> _INFORMATION SHOWN_:
┌────────
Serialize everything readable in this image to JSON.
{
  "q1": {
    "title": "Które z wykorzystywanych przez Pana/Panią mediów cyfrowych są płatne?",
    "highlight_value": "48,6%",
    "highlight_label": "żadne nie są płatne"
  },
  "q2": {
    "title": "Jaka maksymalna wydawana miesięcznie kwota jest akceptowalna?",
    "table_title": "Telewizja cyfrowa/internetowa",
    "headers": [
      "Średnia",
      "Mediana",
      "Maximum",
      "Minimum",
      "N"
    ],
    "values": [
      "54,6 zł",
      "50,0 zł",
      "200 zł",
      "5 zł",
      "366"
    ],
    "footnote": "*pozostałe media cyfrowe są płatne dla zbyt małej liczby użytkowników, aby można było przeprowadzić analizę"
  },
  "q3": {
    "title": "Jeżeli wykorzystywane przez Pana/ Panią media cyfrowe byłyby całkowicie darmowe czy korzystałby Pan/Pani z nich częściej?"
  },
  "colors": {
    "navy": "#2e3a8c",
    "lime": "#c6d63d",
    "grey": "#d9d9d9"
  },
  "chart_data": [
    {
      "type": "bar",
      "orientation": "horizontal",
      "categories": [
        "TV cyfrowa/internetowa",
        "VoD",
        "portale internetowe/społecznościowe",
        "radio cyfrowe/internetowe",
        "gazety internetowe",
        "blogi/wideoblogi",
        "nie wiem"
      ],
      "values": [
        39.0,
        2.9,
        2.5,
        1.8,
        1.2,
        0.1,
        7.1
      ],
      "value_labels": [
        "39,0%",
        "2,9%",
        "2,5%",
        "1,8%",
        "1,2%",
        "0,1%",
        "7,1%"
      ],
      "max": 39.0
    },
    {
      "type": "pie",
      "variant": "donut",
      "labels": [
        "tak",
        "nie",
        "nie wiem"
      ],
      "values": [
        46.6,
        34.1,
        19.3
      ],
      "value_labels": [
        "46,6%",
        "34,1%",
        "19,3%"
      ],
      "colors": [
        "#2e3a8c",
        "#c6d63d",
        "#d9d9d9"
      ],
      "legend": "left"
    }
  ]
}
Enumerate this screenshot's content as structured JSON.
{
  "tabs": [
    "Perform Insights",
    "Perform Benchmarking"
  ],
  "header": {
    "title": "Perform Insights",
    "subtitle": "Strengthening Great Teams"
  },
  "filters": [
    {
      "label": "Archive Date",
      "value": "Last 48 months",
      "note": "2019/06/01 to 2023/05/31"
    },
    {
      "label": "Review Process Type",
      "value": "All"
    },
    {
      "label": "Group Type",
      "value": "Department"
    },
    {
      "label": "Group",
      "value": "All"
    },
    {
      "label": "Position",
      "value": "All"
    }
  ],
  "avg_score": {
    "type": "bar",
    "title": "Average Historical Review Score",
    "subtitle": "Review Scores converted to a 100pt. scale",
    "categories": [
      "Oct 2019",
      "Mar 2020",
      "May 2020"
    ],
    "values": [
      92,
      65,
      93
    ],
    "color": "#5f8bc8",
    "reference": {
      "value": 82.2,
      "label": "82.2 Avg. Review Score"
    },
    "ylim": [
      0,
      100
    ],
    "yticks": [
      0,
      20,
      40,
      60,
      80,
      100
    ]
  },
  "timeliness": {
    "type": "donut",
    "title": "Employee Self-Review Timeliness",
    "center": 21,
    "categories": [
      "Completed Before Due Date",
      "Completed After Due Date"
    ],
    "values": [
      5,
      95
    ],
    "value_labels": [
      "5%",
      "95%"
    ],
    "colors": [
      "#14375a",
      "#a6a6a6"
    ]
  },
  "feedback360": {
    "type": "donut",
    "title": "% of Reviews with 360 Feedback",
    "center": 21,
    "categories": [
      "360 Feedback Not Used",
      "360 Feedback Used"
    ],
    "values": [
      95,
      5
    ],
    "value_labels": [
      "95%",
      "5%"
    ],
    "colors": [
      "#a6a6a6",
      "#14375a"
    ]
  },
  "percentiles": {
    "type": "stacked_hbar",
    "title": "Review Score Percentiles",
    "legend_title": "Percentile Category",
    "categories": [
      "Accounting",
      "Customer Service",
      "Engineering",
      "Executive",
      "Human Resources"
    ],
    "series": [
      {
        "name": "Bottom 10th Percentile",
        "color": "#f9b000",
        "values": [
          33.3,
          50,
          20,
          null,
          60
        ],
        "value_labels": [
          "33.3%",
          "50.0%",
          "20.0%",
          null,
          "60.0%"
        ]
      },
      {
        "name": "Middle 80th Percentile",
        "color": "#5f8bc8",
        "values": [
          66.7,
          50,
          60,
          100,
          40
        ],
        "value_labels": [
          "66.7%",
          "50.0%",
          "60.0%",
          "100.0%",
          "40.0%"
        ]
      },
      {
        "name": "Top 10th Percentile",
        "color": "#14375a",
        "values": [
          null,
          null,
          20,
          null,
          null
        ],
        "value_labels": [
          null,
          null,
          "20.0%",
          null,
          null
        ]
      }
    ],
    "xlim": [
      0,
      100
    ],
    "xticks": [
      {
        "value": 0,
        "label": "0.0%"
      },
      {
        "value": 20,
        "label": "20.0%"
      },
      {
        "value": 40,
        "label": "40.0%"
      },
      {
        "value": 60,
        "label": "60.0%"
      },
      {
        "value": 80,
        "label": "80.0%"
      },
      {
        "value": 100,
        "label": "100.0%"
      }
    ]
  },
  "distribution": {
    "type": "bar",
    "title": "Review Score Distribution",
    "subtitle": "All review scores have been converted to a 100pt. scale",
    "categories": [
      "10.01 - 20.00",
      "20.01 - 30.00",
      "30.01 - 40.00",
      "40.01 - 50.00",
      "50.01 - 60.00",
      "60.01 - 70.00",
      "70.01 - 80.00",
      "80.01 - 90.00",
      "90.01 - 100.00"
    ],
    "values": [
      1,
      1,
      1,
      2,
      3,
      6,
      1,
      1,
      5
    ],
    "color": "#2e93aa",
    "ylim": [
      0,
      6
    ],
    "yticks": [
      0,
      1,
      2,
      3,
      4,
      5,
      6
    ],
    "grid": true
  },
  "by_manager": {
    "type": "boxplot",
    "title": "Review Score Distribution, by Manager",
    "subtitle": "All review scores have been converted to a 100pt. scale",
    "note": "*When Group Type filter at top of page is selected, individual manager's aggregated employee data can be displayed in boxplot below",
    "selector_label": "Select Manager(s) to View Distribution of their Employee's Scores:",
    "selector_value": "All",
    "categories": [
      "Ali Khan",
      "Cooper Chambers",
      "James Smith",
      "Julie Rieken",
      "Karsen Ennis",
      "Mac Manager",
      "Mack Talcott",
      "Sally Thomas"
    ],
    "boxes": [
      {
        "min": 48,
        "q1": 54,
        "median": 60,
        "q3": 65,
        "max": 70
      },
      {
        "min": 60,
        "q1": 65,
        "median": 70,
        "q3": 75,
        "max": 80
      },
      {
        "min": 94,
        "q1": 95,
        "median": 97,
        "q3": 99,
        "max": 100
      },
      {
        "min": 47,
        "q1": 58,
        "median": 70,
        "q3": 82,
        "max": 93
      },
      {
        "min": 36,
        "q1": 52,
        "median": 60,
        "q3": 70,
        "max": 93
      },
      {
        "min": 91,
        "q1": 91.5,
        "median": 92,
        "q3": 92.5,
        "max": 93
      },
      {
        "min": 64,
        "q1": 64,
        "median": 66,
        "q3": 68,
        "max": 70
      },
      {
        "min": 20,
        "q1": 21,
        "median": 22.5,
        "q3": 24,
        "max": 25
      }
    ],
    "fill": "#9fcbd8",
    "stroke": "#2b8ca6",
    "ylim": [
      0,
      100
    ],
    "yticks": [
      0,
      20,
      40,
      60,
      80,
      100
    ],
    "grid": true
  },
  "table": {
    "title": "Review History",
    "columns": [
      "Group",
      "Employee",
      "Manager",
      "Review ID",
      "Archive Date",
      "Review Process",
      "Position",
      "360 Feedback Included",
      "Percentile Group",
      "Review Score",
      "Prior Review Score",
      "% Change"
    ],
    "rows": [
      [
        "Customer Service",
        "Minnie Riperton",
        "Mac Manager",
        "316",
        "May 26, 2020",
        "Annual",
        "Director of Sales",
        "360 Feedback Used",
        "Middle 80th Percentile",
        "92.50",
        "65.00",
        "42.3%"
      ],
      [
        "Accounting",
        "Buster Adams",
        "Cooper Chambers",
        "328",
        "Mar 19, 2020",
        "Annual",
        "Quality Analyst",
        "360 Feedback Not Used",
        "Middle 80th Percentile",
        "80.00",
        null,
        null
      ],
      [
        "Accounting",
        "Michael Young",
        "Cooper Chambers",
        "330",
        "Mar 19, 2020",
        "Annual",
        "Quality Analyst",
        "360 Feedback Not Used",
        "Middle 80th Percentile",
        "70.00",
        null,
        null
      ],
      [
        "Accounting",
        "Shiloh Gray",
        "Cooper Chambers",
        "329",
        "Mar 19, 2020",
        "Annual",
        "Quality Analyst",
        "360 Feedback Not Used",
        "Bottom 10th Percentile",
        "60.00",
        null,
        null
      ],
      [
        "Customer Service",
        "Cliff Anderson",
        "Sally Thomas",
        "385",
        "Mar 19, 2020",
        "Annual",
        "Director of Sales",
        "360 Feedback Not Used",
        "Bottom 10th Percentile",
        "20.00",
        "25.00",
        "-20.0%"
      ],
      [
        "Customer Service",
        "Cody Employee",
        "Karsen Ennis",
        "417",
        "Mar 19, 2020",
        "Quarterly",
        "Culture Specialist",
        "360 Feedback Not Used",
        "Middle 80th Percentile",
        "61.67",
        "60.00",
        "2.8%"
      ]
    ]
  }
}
└────────
> _EXERCISE_:
Count the lines of the listing above that include the word "JSON" and state the total with nothing else.

> _EXERCISE OUTPUT_:
2